Task goal |
Quote all of the data below exactly, please.

(Data records)

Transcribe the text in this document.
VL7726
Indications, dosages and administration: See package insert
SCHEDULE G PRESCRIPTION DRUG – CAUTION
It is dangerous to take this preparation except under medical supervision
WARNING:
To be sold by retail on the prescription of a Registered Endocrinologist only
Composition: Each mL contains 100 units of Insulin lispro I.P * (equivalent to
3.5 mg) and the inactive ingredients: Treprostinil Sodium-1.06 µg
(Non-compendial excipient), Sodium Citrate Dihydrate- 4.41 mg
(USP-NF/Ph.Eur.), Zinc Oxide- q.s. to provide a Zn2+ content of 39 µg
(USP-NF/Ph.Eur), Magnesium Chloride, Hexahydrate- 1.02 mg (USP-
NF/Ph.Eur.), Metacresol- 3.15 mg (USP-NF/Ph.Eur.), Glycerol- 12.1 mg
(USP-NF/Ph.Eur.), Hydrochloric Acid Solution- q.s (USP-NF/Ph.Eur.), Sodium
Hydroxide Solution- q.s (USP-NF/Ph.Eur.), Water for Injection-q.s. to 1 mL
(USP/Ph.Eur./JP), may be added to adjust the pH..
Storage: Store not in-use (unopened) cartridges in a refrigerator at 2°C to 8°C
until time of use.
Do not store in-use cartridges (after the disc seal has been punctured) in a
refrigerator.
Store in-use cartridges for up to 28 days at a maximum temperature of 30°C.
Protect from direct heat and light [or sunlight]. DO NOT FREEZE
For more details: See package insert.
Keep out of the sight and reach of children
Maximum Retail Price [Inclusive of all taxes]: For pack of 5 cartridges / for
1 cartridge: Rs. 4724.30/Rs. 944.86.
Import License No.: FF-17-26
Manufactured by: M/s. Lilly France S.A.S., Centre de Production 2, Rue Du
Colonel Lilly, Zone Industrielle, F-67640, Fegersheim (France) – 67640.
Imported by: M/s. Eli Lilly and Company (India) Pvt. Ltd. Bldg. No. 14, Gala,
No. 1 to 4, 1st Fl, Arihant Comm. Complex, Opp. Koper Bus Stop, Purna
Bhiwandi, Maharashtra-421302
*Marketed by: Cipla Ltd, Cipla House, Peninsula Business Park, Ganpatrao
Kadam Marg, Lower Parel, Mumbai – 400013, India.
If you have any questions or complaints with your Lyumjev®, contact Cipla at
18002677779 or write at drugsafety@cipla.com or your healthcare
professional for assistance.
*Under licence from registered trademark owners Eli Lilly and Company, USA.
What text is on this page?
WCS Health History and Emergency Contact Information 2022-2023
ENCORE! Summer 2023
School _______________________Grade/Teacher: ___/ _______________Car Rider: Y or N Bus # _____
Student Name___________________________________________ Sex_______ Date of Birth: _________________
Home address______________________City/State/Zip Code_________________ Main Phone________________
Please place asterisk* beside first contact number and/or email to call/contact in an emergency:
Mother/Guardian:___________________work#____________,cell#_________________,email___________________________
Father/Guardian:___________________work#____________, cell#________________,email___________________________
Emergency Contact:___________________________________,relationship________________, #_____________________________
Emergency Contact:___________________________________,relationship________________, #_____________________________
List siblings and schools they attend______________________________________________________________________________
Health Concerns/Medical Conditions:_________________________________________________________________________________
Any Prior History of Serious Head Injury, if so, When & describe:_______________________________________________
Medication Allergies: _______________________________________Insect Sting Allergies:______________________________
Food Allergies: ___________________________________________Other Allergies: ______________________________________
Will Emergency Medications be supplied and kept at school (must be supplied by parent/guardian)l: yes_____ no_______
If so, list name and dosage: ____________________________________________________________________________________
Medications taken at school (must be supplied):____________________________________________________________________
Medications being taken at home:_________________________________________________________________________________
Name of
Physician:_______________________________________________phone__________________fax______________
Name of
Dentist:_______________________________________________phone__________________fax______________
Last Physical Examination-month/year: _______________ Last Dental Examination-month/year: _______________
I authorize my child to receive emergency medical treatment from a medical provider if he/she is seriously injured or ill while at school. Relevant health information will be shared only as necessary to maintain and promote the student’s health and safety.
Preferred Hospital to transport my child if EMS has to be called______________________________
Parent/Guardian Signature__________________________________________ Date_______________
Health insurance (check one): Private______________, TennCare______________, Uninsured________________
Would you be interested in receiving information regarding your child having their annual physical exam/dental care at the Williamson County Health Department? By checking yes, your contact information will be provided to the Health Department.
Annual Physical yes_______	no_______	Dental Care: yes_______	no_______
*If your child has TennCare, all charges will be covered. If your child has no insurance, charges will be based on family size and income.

The completed task |
Transcribe the text in this document.
VL7726
Indications, dosages and administration: See package insert
SCHEDULE G PRESCRIPTION DRUG – CAUTION
It is dangerous to take this preparation except under medical supervision
WARNING:
To be sold by retail on the prescription of a Registered Endocrinologist only
Composition: Each mL contains 100 units of Insulin lispro I.P * (equivalent to
3.5 mg) and the inactive ingredients: Treprostinil Sodium-1.06 µg
(Non-compendial excipient), Sodium Citrate Dihydrate- 4.41 mg
(USP-NF/Ph.Eur.), Zinc Oxide- q.s. to provide a Zn2+ content of 39 µg
(USP-NF/Ph.Eur), Magnesium Chloride, Hexahydrate- 1.02 mg (USP-
NF/Ph.Eur.), Metacresol- 3.15 mg (USP-NF/Ph.Eur.), Glycerol- 12.1 mg
(USP-NF/Ph.Eur.), Hydrochloric Acid Solution- q.s (USP-NF/Ph.Eur.), Sodium
Hydroxide Solution- q.s (USP-NF/Ph.Eur.), Water for Injection-q.s. to 1 mL
(USP/Ph.Eur./JP), may be added to adjust the pH..
Storage: Store not in-use (unopened) cartridges in a refrigerator at 2°C to 8°C
until time of use.
Do not store in-use cartridges (after the disc seal has been punctured) in a
refrigerator.
Store in-use cartridges for up to 28 days at a maximum temperature of 30°C.
Protect from direct heat and light [or sunlight]. DO NOT FREEZE
For more details: See package insert.
Keep out of the sight and reach of children
Maximum Retail Price [Inclusive of all taxes]: For pack of 5 cartridges / for
1 cartridge: Rs. 4724.30/Rs. 944.86.
Import License No.: FF-17-26
Manufactured by: M/s. Lilly France S.A.S., Centre de Production 2, Rue Du
Colonel Lilly, Zone Industrielle, F-67640, Fegersheim (France) – 67640.
Imported by: M/s. Eli Lilly and Company (India) Pvt. Ltd. Bldg. No. 14, Gala,
No. 1 to 4, 1st Fl, Arihant Comm. Complex, Opp. Koper Bus Stop, Purna
Bhiwandi, Maharashtra-421302
*Marketed by: Cipla Ltd, Cipla House, Peninsula Business Park, Ganpatrao
Kadam Marg, Lower Parel, Mumbai – 400013, India.
If you have any questions or complaints with your Lyumjev®, contact Cipla at
18002677779 or write at drugsafety@cipla.com or your healthcare
professional for assistance.
*Under licence from registered trademark owners Eli Lilly and Company, USA.
What text is on this page?
WCS Health History and Emergency Contact Information 2022-2023
ENCORE! Summer 2023
School _______________________Grade/Teacher: ___/ _______________Car Rider: Y or N Bus # _____
Student Name___________________________________________ Sex_______ Date of Birth: _________________
Home address______________________City/State/Zip Code_________________ Main Phone________________
Please place asterisk* beside first contact number and/or email to call/contact in an emergency:
Mother/Guardian:___________________work#____________,cell#_________________,email___________________________
Father/Guardian:___________________work#____________, cell#________________,email___________________________
Emergency Contact:___________________________________,relationship________________, #_____________________________
Emergency Contact:___________________________________,relationship________________, #_____________________________
List siblings and schools they attend______________________________________________________________________________
Health Concerns/Medical Conditions:_________________________________________________________________________________
Any Prior History of Serious Head Injury, if so, When & describe:_______________________________________________
Medication Allergies: _______________________________________Insect Sting Allergies:______________________________
Food Allergies: ___________________________________________Other Allergies: ______________________________________
Will Emergency Medications be supplied and kept at school (must be supplied by parent/guardian)l: yes_____ no_______
If so, list name and dosage: ____________________________________________________________________________________
Medications taken at school (must be supplied):____________________________________________________________________
Medications being taken at home:_________________________________________________________________________________
Name of
Physician:_______________________________________________phone__________________fax______________
Name of
Dentist:_______________________________________________phone__________________fax______________
Last Physical Examination-month/year: _______________ Last Dental Examination-month/year: _______________
I authorize my child to receive emergency medical treatment from a medical provider if he/she is seriously injured or ill while at school. Relevant health information will be shared only as necessary to maintain and promote the student’s health and safety.
Preferred Hospital to transport my child if EMS has to be called______________________________
Parent/Guardian Signature__________________________________________ Date_______________
Health insurance (check one): Private______________, TennCare______________, Uninsured________________
Would you be interested in receiving information regarding your child having their annual physical exam/dental care at the Williamson County Health Department? By checking yes, your contact information will be provided to the Health Department.
Annual Physical yes_______	no_______	Dental Care: yes_______	no_______
*If your child has TennCare, all charges will be covered. If your child has no insurance, charges will be based on family size and income.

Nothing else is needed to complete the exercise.